*Excerpted data*:

┌────────

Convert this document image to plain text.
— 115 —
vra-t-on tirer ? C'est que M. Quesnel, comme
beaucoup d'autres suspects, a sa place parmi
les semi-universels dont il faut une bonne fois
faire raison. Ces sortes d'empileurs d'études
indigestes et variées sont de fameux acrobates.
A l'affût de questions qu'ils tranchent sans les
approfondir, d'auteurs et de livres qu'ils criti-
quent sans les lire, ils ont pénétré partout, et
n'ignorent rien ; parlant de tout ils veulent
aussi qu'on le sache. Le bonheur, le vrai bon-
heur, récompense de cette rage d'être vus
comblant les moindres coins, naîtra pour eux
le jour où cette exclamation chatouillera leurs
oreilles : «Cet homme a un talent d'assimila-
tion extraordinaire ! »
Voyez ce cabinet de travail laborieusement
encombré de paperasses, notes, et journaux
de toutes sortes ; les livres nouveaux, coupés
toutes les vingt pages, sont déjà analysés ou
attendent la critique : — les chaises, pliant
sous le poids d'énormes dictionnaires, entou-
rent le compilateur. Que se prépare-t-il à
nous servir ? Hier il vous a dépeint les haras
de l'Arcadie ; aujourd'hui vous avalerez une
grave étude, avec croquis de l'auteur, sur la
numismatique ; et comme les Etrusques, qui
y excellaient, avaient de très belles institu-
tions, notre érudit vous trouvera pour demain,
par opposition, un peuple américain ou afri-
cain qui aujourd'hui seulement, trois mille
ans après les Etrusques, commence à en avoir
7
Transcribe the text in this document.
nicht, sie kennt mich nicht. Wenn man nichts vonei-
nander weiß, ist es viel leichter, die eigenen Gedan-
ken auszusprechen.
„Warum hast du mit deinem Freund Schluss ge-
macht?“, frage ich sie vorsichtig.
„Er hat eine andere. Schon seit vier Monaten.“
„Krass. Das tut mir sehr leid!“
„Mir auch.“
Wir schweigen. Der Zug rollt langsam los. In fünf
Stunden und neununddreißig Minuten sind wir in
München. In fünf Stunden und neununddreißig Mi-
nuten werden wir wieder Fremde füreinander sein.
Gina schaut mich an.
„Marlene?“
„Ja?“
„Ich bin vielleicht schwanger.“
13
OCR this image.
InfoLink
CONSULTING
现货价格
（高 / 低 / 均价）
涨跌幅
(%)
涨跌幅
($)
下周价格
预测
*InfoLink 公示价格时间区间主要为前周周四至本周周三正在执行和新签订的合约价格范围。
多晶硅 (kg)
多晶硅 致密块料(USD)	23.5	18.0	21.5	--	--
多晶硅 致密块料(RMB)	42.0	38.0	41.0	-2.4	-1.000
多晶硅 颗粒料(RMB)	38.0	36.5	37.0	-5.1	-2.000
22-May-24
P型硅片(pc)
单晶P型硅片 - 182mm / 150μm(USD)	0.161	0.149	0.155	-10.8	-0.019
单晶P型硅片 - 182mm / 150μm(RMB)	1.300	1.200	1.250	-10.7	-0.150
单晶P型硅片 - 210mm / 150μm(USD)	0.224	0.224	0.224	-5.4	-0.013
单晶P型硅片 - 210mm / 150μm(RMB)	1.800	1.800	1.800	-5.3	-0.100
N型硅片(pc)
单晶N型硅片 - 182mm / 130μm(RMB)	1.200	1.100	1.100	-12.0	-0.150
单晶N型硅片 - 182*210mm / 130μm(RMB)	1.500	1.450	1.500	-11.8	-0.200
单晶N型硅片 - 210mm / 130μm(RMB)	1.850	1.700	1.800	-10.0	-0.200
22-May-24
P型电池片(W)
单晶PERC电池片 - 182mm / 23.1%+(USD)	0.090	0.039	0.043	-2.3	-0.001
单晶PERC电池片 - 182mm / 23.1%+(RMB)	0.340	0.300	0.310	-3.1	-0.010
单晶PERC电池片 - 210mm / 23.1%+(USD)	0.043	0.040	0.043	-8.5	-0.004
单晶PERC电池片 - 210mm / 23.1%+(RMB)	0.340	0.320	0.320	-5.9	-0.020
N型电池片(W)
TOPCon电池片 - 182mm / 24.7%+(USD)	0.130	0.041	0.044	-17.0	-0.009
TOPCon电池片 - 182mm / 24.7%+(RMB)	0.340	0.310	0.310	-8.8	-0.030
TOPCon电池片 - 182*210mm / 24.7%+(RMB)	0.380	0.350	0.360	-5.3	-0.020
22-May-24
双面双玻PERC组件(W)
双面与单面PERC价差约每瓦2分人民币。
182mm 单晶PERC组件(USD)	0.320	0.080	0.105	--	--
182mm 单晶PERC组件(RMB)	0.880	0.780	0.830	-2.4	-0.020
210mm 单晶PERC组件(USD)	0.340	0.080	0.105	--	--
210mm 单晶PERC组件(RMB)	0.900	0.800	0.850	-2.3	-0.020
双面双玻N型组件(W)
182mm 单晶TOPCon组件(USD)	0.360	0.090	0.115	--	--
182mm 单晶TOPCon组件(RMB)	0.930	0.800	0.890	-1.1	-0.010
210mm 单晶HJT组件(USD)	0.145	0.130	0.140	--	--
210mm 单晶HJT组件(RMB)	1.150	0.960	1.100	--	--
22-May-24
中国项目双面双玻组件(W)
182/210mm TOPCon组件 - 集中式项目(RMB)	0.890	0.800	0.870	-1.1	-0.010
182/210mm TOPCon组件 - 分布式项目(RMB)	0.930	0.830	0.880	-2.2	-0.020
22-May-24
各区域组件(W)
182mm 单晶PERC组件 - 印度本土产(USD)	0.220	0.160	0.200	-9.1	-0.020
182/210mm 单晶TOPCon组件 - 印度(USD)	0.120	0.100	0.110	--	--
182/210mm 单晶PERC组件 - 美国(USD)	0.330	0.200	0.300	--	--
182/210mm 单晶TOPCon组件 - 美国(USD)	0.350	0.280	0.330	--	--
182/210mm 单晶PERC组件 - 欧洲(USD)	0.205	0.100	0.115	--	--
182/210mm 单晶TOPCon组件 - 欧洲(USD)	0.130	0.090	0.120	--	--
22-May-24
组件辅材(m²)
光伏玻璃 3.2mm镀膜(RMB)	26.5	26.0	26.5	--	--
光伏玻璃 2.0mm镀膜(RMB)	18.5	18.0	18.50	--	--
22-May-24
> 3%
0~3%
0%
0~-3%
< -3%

└────────

Going through the entries above line by line, work out how many lines include the word "单晶PERC电池片". Only the number is required.

4